### Dataset content ###
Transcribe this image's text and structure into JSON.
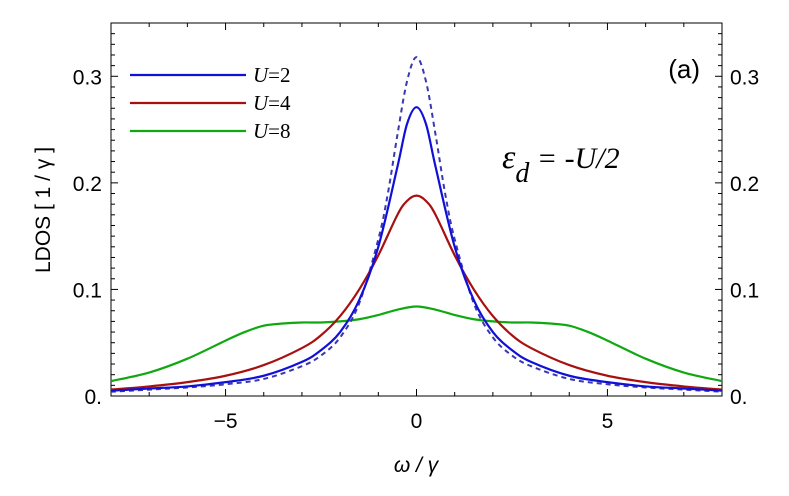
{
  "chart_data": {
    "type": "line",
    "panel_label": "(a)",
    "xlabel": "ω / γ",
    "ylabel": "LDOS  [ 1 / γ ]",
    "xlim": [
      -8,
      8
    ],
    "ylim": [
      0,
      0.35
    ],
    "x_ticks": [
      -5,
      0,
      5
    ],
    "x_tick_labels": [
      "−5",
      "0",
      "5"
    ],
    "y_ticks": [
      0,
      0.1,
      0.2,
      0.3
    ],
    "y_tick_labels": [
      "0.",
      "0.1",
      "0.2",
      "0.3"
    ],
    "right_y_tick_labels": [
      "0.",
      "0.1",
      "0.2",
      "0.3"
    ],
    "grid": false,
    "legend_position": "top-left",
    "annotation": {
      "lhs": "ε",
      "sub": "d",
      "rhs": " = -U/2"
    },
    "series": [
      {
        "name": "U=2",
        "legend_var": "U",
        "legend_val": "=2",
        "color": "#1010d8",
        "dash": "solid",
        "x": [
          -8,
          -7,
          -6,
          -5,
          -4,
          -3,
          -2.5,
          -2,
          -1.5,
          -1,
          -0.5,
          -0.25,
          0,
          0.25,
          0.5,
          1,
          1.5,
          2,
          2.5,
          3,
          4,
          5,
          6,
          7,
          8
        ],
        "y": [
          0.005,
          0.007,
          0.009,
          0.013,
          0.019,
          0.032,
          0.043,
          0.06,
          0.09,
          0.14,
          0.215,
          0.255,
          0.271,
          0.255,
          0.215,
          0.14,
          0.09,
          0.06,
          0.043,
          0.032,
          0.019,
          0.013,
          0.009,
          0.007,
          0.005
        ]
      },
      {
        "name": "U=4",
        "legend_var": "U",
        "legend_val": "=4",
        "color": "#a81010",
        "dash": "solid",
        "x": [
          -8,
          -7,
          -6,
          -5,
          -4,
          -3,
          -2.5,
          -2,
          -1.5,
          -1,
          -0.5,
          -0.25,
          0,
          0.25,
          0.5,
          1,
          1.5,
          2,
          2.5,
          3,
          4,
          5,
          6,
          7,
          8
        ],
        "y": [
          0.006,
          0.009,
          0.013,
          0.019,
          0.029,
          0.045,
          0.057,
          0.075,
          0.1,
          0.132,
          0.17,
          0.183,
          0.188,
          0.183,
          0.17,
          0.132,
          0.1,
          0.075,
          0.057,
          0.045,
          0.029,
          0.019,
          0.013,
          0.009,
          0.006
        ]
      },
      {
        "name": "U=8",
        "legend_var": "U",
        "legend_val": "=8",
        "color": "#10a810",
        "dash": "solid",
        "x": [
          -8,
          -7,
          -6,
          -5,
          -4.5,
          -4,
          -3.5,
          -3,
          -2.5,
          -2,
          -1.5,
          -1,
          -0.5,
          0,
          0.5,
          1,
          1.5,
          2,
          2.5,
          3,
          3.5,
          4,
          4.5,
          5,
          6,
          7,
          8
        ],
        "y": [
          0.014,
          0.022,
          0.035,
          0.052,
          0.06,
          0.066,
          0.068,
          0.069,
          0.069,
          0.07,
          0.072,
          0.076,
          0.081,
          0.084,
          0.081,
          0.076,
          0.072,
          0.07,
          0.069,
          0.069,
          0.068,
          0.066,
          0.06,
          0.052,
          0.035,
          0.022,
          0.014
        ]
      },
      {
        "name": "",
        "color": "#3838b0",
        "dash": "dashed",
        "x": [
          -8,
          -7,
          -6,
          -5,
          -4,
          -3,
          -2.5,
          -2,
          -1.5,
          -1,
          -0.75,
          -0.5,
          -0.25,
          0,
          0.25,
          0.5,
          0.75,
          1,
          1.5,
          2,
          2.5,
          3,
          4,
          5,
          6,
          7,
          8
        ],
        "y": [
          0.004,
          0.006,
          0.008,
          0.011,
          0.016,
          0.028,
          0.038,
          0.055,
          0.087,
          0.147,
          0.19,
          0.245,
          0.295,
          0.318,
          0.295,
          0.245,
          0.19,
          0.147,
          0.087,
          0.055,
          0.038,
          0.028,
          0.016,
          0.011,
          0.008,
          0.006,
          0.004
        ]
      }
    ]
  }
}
###
### Dataset content ###
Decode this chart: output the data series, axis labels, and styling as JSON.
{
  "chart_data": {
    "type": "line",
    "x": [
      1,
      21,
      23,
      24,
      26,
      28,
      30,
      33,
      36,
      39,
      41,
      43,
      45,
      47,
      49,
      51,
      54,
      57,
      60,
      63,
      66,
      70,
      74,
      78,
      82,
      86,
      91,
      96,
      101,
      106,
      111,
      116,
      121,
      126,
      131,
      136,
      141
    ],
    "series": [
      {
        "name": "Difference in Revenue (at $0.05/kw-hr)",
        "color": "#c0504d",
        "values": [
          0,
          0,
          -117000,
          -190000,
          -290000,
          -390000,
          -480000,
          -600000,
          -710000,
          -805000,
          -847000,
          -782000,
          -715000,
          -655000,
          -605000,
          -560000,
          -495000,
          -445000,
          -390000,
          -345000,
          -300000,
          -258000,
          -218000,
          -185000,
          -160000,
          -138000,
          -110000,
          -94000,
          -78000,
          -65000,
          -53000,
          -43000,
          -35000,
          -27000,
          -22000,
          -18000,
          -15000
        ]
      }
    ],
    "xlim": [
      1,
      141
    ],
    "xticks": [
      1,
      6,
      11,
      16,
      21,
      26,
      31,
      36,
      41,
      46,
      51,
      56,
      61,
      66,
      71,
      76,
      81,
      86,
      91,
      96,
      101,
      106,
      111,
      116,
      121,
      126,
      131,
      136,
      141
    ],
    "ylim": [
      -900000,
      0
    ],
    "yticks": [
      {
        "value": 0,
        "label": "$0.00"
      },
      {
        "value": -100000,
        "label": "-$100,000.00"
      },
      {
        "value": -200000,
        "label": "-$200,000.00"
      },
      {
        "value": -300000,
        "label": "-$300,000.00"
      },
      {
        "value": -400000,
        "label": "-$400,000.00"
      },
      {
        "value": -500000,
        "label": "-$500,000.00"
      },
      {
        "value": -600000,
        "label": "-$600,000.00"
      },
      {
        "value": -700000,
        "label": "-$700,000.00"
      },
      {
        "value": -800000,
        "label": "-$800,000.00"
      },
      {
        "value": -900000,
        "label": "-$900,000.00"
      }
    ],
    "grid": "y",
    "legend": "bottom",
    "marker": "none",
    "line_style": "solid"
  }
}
###
- _Objective_
Looking back at the lines above, state how many contain the word "this", and supply nothing besides the number.

- _Exercise answer_
2